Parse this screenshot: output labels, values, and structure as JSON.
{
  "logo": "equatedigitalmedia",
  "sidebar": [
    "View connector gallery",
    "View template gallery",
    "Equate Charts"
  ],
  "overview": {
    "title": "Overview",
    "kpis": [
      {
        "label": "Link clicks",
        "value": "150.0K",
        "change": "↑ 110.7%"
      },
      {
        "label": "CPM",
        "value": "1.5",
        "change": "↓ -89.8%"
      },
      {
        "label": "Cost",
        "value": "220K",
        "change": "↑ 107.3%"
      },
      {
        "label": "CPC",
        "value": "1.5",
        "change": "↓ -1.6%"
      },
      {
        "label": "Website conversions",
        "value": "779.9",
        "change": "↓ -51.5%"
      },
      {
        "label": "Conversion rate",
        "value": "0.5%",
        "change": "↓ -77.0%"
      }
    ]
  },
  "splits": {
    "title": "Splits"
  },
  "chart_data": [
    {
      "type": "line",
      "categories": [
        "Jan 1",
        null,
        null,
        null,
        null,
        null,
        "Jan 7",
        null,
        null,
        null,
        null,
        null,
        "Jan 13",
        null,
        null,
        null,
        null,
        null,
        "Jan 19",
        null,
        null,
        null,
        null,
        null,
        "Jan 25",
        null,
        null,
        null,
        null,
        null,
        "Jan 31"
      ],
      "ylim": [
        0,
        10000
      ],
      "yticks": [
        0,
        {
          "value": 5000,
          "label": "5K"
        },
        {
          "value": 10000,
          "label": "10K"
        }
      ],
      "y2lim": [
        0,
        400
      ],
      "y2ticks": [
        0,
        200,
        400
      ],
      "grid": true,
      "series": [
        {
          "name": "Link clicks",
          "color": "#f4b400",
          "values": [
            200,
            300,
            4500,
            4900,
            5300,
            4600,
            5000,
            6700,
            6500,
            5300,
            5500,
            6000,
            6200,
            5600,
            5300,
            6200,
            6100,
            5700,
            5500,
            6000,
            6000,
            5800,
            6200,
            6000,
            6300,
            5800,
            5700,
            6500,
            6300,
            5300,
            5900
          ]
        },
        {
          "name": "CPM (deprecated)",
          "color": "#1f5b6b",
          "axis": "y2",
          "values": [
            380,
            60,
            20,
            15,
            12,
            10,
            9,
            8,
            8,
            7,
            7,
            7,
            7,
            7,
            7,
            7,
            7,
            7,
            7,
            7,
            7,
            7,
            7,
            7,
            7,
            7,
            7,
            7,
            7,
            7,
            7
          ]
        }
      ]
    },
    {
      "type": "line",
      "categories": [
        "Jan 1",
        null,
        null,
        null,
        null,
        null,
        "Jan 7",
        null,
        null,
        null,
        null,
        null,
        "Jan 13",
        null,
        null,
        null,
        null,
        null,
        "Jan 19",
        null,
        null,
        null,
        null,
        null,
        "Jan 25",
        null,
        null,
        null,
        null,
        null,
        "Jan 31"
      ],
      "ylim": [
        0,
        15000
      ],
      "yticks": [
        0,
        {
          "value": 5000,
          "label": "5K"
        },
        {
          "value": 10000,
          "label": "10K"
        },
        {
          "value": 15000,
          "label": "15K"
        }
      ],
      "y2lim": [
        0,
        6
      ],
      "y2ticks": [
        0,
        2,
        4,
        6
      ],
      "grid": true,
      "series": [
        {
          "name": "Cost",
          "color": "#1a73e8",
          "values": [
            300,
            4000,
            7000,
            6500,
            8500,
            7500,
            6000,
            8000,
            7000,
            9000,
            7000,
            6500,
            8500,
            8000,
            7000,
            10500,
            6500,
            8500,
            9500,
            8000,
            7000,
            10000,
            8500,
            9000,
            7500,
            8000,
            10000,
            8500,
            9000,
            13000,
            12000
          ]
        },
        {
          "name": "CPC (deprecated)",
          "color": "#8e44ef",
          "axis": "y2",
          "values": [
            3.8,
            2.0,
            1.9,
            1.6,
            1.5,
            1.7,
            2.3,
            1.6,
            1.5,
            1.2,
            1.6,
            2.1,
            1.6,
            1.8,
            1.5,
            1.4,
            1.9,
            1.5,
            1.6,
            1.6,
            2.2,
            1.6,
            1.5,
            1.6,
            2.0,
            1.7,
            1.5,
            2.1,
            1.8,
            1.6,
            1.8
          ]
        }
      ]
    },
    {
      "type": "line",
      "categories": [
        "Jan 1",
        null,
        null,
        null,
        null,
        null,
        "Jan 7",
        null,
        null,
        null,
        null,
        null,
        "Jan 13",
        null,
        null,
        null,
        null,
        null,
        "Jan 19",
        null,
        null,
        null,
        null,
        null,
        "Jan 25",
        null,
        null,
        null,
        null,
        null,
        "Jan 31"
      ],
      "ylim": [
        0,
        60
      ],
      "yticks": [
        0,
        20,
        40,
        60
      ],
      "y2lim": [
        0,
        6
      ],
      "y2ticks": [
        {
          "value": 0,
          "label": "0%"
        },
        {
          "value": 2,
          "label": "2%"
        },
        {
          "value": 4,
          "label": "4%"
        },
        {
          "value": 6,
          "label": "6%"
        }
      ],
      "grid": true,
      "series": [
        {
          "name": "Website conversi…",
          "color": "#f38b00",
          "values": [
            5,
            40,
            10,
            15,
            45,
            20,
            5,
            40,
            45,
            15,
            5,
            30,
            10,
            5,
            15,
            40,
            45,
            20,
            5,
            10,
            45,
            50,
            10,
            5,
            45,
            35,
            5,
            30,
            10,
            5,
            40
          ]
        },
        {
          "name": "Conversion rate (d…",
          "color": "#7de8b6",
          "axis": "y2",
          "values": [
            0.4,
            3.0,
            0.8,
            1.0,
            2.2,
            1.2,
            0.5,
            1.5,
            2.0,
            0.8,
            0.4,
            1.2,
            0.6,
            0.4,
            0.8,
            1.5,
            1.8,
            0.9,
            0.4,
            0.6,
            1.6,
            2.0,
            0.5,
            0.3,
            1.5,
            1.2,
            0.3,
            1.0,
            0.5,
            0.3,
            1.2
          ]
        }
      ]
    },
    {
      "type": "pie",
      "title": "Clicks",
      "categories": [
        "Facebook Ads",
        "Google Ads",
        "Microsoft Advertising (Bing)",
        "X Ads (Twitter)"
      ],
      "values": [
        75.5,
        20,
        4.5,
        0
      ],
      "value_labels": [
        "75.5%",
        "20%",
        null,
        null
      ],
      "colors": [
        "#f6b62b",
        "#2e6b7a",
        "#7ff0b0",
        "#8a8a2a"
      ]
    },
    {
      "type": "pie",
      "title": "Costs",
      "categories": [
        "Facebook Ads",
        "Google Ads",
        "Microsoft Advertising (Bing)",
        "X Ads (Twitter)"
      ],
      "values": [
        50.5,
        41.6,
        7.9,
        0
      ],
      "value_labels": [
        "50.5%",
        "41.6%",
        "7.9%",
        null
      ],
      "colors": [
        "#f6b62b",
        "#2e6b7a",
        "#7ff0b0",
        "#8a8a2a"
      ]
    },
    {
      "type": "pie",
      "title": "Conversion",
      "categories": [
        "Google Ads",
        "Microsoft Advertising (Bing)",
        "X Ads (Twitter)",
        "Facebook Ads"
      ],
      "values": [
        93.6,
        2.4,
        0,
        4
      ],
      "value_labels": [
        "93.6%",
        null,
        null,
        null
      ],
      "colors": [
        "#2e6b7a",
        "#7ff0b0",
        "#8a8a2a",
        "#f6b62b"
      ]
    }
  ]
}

____

EXERCISE GOAL: Recopy the entries above in their entirety, exactly.

RESULT BELOW:
Parse this screenshot: output labels, values, and structure as JSON.
{
  "logo": "equatedigitalmedia",
  "sidebar": [
    "View connector gallery",
    "View template gallery",
    "Equate Charts"
  ],
  "overview": {
    "title": "Overview",
    "kpis": [
      {
        "label": "Link clicks",
        "value": "150.0K",
        "change": "↑ 110.7%"
      },
      {
        "label": "CPM",
        "value": "1.5",
        "change": "↓ -89.8%"
      },
      {
        "label": "Cost",
        "value": "220K",
        "change": "↑ 107.3%"
      },
      {
        "label": "CPC",
        "value": "1.5",
        "change": "↓ -1.6%"
      },
      {
        "label": "Website conversions",
        "value": "779.9",
        "change": "↓ -51.5%"
      },
      {
        "label": "Conversion rate",
        "value": "0.5%",
        "change": "↓ -77.0%"
      }
    ]
  },
  "splits": {
    "title": "Splits"
  },
  "chart_data": [
    {
      "type": "line",
      "categories": [
        "Jan 1",
        null,
        null,
        null,
        null,
        null,
        "Jan 7",
        null,
        null,
        null,
        null,
        null,
        "Jan 13",
        null,
        null,
        null,
        null,
        null,
        "Jan 19",
        null,
        null,
        null,
        null,
        null,
        "Jan 25",
        null,
        null,
        null,
        null,
        null,
        "Jan 31"
      ],
      "ylim": [
        0,
        10000
      ],
      "yticks": [
        0,
        {
          "value": 5000,
          "label": "5K"
        },
        {
          "value": 10000,
          "label": "10K"
        }
      ],
      "y2lim": [
        0,
        400
      ],
      "y2ticks": [
        0,
        200,
        400
      ],
      "grid": true,
      "series": [
        {
          "name": "Link clicks",
          "color": "#f4b400",
          "values": [
            200,
            300,
            4500,
            4900,
            5300,
            4600,
            5000,
            6700,
            6500,
            5300,
            5500,
            6000,
            6200,
            5600,
            5300,
            6200,
            6100,
            5700,
            5500,
            6000,
            6000,
            5800,
            6200,
            6000,
            6300,
            5800,
            5700,
            6500,
            6300,
            5300,
            5900
          ]
        },
        {
          "name": "CPM (deprecated)",
          "color": "#1f5b6b",
          "axis": "y2",
          "values": [
            380,
            60,
            20,
            15,
            12,
            10,
            9,
            8,
            8,
            7,
            7,
            7,
            7,
            7,
            7,
            7,
            7,
            7,
            7,
            7,
            7,
            7,
            7,
            7,
            7,
            7,
            7,
            7,
            7,
            7,
            7
          ]
        }
      ]
    },
    {
      "type": "line",
      "categories": [
        "Jan 1",
        null,
        null,
        null,
        null,
        null,
        "Jan 7",
        null,
        null,
        null,
        null,
        null,
        "Jan 13",
        null,
        null,
        null,
        null,
        null,
        "Jan 19",
        null,
        null,
        null,
        null,
        null,
        "Jan 25",
        null,
        null,
        null,
        null,
        null,
        "Jan 31"
      ],
      "ylim": [
        0,
        15000
      ],
      "yticks": [
        0,
        {
          "value": 5000,
          "label": "5K"
        },
        {
          "value": 10000,
          "label": "10K"
        },
        {
          "value": 15000,
          "label": "15K"
        }
      ],
      "y2lim": [
        0,
        6
      ],
      "y2ticks": [
        0,
        2,
        4,
        6
      ],
      "grid": true,
      "series": [
        {
          "name": "Cost",
          "color": "#1a73e8",
          "values": [
            300,
            4000,
            7000,
            6500,
            8500,
            7500,
            6000,
            8000,
            7000,
            9000,
            7000,
            6500,
            8500,
            8000,
            7000,
            10500,
            6500,
            8500,
            9500,
            8000,
            7000,
            10000,
            8500,
            9000,
            7500,
            8000,
            10000,
            8500,
            9000,
            13000,
            12000
          ]
        },
        {
          "name": "CPC (deprecated)",
          "color": "#8e44ef",
          "axis": "y2",
          "values": [
            3.8,
            2.0,
            1.9,
            1.6,
            1.5,
            1.7,
            2.3,
            1.6,
            1.5,
            1.2,
            1.6,
            2.1,
            1.6,
            1.8,
            1.5,
            1.4,
            1.9,
            1.5,
            1.6,
            1.6,
            2.2,
            1.6,
            1.5,
            1.6,
            2.0,
            1.7,
            1.5,
            2.1,
            1.8,
            1.6,
            1.8
          ]
        }
      ]
    },
    {
      "type": "line",
      "categories": [
        "Jan 1",
        null,
        null,
        null,
        null,
        null,
        "Jan 7",
        null,
        null,
        null,
        null,
        null,
        "Jan 13",
        null,
        null,
        null,
        null,
        null,
        "Jan 19",
        null,
        null,
        null,
        null,
        null,
        "Jan 25",
        null,
        null,
        null,
        null,
        null,
        "Jan 31"
      ],
      "ylim": [
        0,
        60
      ],
      "yticks": [
        0,
        20,
        40,
        60
      ],
      "y2lim": [
        0,
        6
      ],
      "y2ticks": [
        {
          "value": 0,
          "label": "0%"
        },
        {
          "value": 2,
          "label": "2%"
        },
        {
          "value": 4,
          "label": "4%"
        },
        {
          "value": 6,
          "label": "6%"
        }
      ],
      "grid": true,
      "series": [
        {
          "name": "Website conversi…",
          "color": "#f38b00",
          "values": [
            5,
            40,
            10,
            15,
            45,
            20,
            5,
            40,
            45,
            15,
            5,
            30,
            10,
            5,
            15,
            40,
            45,
            20,
            5,
            10,
            45,
            50,
            10,
            5,
            45,
            35,
            5,
            30,
            10,
            5,
            40
          ]
        },
        {
          "name": "Conversion rate (d…",
          "color": "#7de8b6",
          "axis": "y2",
          "values": [
            0.4,
            3.0,
            0.8,
            1.0,
            2.2,
            1.2,
            0.5,
            1.5,
            2.0,
            0.8,
            0.4,
            1.2,
            0.6,
            0.4,
            0.8,
            1.5,
            1.8,
            0.9,
            0.4,
            0.6,
            1.6,
            2.0,
            0.5,
            0.3,
            1.5,
            1.2,
            0.3,
            1.0,
            0.5,
            0.3,
            1.2
          ]
        }
      ]
    },
    {
      "type": "pie",
      "title": "Clicks",
      "categories": [
        "Facebook Ads",
        "Google Ads",
        "Microsoft Advertising (Bing)",
        "X Ads (Twitter)"
      ],
      "values": [
        75.5,
        20,
        4.5,
        0
      ],
      "value_labels": [
        "75.5%",
        "20%",
        null,
        null
      ],
      "colors": [
        "#f6b62b",
        "#2e6b7a",
        "#7ff0b0",
        "#8a8a2a"
      ]
    },
    {
      "type": "pie",
      "title": "Costs",
      "categories": [
        "Facebook Ads",
        "Google Ads",
        "Microsoft Advertising (Bing)",
        "X Ads (Twitter)"
      ],
      "values": [
        50.5,
        41.6,
        7.9,
        0
      ],
      "value_labels": [
        "50.5%",
        "41.6%",
        "7.9%",
        null
      ],
      "colors": [
        "#f6b62b",
        "#2e6b7a",
        "#7ff0b0",
        "#8a8a2a"
      ]
    },
    {
      "type": "pie",
      "title": "Conversion",
      "categories": [
        "Google Ads",
        "Microsoft Advertising (Bing)",
        "X Ads (Twitter)",
        "Facebook Ads"
      ],
      "values": [
        93.6,
        2.4,
        0,
        4
      ],
      "value_labels": [
        "93.6%",
        null,
        null,
        null
      ],
      "colors": [
        "#2e6b7a",
        "#7ff0b0",
        "#8a8a2a",
        "#f6b62b"
      ]
    }
  ]
}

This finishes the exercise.